(A run of records)

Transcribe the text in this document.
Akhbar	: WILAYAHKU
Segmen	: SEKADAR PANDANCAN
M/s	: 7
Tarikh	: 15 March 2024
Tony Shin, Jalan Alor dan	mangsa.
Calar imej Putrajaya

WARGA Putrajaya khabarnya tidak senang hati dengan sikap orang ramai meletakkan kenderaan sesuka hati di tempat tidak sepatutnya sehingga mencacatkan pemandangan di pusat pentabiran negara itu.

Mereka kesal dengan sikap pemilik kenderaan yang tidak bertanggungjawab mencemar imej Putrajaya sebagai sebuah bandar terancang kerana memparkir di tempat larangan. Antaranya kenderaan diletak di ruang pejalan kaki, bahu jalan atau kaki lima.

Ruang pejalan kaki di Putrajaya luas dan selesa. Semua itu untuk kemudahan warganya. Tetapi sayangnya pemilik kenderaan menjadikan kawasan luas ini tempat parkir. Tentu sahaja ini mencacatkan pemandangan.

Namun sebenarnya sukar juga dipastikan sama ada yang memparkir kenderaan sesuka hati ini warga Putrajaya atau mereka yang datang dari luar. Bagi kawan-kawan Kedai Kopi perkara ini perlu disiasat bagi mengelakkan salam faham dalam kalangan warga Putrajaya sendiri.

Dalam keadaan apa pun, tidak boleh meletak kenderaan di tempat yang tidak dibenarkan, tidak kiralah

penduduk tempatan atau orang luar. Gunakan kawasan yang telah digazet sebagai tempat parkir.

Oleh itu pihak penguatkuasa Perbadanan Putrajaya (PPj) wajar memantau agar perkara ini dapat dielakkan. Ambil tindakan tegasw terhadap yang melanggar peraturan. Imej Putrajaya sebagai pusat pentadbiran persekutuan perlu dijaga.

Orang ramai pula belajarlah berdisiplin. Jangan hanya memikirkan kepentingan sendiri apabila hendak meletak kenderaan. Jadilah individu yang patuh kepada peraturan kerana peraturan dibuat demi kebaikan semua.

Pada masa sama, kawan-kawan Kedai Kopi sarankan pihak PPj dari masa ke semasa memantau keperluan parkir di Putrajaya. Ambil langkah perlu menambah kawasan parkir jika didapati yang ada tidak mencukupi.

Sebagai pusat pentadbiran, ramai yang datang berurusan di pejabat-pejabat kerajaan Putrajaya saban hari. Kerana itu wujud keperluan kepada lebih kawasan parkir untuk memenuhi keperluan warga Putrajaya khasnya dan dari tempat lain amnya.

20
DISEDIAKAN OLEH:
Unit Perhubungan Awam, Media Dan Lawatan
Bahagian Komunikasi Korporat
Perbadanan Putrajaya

• _Exercise aim_: Search the records for the string "memantau" and return every line in which it occurs.

• _Task output_:
Oleh itu pihak penguatkuasa Perbadanan Putrajaya (PPj) wajar memantau agar perkara ini dapat dielakkan. Ambil tindakan tegasw terhadap yang melanggar peraturan. Imej Putrajaya sebagai pusat pentadbiran persekutuan perlu dijaga.
Pada masa sama, kawan-kawan Kedai Kopi sarankan pihak PPj dari masa ke semasa memantau keperluan parkir di Putrajaya. Ambil langkah perlu menambah kawasan parkir jika didapati yang ada tidak mencukupi.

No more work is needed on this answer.